Retype the whole listing below, character for character.

--- --- ---

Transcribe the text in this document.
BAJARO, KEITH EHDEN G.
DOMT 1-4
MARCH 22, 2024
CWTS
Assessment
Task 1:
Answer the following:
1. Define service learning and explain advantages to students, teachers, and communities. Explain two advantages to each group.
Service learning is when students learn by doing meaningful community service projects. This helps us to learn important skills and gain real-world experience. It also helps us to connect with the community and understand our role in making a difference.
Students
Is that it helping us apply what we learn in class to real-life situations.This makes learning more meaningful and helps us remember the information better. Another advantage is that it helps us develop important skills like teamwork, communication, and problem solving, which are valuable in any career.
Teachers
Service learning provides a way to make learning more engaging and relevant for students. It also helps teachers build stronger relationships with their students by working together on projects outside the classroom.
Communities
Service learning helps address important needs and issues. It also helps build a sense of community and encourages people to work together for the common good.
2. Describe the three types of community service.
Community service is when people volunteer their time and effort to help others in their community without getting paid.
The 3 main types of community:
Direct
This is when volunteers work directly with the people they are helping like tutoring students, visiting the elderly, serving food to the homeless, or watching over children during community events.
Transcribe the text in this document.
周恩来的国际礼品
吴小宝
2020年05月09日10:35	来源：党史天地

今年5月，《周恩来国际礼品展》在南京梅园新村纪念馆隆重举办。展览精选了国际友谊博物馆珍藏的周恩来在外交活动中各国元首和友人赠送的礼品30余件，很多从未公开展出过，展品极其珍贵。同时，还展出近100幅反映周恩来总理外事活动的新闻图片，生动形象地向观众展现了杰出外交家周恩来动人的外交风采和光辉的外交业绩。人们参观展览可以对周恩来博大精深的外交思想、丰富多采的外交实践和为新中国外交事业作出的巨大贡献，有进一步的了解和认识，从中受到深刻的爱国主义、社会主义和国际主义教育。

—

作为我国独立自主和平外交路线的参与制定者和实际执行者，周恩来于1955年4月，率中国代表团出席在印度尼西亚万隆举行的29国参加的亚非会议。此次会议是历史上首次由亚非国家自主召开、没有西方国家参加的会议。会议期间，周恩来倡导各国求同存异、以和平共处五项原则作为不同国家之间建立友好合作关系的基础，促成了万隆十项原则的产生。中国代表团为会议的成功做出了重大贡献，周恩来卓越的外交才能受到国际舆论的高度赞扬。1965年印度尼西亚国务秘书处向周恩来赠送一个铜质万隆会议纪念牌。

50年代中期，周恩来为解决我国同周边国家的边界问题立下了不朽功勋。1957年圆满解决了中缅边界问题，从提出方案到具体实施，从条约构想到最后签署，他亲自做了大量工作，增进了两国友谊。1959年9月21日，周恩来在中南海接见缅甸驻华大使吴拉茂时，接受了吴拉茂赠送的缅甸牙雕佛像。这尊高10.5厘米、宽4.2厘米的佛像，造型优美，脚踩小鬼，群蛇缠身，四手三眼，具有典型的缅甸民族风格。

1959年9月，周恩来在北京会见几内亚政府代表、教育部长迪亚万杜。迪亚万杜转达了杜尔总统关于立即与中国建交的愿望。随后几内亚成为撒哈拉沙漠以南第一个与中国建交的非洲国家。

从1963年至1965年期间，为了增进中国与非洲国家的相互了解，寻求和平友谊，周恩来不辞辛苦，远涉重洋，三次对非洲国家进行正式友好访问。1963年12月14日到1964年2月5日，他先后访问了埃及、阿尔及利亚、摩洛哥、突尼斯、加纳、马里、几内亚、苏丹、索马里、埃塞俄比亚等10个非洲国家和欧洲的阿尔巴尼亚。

--- --- ---

**Correct result**
Transcribe the text in this document.
BAJARO, KEITH EHDEN G.
DOMT 1-4
MARCH 22, 2024
CWTS
Assessment
Task 1:
Answer the following:
1. Define service learning and explain advantages to students, teachers, and communities. Explain two advantages to each group.
Service learning is when students learn by doing meaningful community service projects. This helps us to learn important skills and gain real-world experience. It also helps us to connect with the community and understand our role in making a difference.
Students
Is that it helping us apply what we learn in class to real-life situations.This makes learning more meaningful and helps us remember the information better. Another advantage is that it helps us develop important skills like teamwork, communication, and problem solving, which are valuable in any career.
Teachers
Service learning provides a way to make learning more engaging and relevant for students. It also helps teachers build stronger relationships with their students by working together on projects outside the classroom.
Communities
Service learning helps address important needs and issues. It also helps build a sense of community and encourages people to work together for the common good.
2. Describe the three types of community service.
Community service is when people volunteer their time and effort to help others in their community without getting paid.
The 3 main types of community:
Direct
This is when volunteers work directly with the people they are helping like tutoring students, visiting the elderly, serving food to the homeless, or watching over children during community events.
Transcribe the text in this document.
周恩来的国际礼品
吴小宝
2020年05月09日10:35	来源：党史天地

今年5月，《周恩来国际礼品展》在南京梅园新村纪念馆隆重举办。展览精选了国际友谊博物馆珍藏的周恩来在外交活动中各国元首和友人赠送的礼品30余件，很多从未公开展出过，展品极其珍贵。同时，还展出近100幅反映周恩来总理外事活动的新闻图片，生动形象地向观众展现了杰出外交家周恩来动人的外交风采和光辉的外交业绩。人们参观展览可以对周恩来博大精深的外交思想、丰富多采的外交实践和为新中国外交事业作出的巨大贡献，有进一步的了解和认识，从中受到深刻的爱国主义、社会主义和国际主义教育。

—

作为我国独立自主和平外交路线的参与制定者和实际执行者，周恩来于1955年4月，率中国代表团出席在印度尼西亚万隆举行的29国参加的亚非会议。此次会议是历史上首次由亚非国家自主召开、没有西方国家参加的会议。会议期间，周恩来倡导各国求同存异、以和平共处五项原则作为不同国家之间建立友好合作关系的基础，促成了万隆十项原则的产生。中国代表团为会议的成功做出了重大贡献，周恩来卓越的外交才能受到国际舆论的高度赞扬。1965年印度尼西亚国务秘书处向周恩来赠送一个铜质万隆会议纪念牌。

50年代中期，周恩来为解决我国同周边国家的边界问题立下了不朽功勋。1957年圆满解决了中缅边界问题，从提出方案到具体实施，从条约构想到最后签署，他亲自做了大量工作，增进了两国友谊。1959年9月21日，周恩来在中南海接见缅甸驻华大使吴拉茂时，接受了吴拉茂赠送的缅甸牙雕佛像。这尊高10.5厘米、宽4.2厘米的佛像，造型优美，脚踩小鬼，群蛇缠身，四手三眼，具有典型的缅甸民族风格。

1959年9月，周恩来在北京会见几内亚政府代表、教育部长迪亚万杜。迪亚万杜转达了杜尔总统关于立即与中国建交的愿望。随后几内亚成为撒哈拉沙漠以南第一个与中国建交的非洲国家。

从1963年至1965年期间，为了增进中国与非洲国家的相互了解，寻求和平友谊，周恩来不辞辛苦，远涉重洋，三次对非洲国家进行正式友好访问。1963年12月14日到1964年2月5日，他先后访问了埃及、阿尔及利亚、摩洛哥、突尼斯、加纳、马里、几内亚、苏丹、索马里、埃塞俄比亚等10个非洲国家和欧洲的阿尔巴尼亚。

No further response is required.